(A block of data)
* start *
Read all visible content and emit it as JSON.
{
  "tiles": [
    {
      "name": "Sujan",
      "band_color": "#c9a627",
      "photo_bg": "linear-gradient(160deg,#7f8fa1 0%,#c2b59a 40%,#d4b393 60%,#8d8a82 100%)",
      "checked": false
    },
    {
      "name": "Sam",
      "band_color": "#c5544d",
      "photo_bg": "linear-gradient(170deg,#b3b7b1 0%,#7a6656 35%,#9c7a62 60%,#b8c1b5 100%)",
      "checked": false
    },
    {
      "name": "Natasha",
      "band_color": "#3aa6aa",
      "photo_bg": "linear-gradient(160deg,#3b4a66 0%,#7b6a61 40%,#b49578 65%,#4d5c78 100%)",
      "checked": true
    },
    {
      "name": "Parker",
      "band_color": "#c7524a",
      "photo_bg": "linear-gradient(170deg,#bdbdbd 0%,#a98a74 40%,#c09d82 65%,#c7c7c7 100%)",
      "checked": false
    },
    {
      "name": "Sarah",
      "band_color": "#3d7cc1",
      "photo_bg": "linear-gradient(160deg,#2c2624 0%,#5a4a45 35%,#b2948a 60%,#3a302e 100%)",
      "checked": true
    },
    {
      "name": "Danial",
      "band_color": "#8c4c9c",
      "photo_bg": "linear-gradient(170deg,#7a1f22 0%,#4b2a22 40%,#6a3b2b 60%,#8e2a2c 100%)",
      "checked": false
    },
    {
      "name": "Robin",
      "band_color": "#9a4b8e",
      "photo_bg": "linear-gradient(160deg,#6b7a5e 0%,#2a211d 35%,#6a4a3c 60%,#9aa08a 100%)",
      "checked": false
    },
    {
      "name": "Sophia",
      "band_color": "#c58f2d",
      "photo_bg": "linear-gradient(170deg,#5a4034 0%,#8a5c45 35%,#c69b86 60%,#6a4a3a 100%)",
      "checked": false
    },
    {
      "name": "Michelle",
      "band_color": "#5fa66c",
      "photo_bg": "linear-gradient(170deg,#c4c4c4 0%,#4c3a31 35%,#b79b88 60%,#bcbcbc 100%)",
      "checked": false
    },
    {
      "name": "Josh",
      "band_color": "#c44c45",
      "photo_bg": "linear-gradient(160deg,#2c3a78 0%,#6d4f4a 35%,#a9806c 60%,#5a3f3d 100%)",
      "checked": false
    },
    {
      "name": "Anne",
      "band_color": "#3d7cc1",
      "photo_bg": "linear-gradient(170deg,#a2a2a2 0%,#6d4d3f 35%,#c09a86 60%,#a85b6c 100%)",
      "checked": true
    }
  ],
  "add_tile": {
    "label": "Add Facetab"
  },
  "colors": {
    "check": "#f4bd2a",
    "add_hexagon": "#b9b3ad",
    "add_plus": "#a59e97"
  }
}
* end *
_Work to complete_
From the records above, copy every line that holds the word "name".

_Worked answer_
      "name": "Sujan",
      "name": "Sam",
      "name": "Natasha",
      "name": "Parker",
      "name": "Sarah",
      "name": "Danial",
      "name": "Robin",
      "name": "Sophia",
      "name": "Michelle",
      "name": "Josh",
      "name": "Anne",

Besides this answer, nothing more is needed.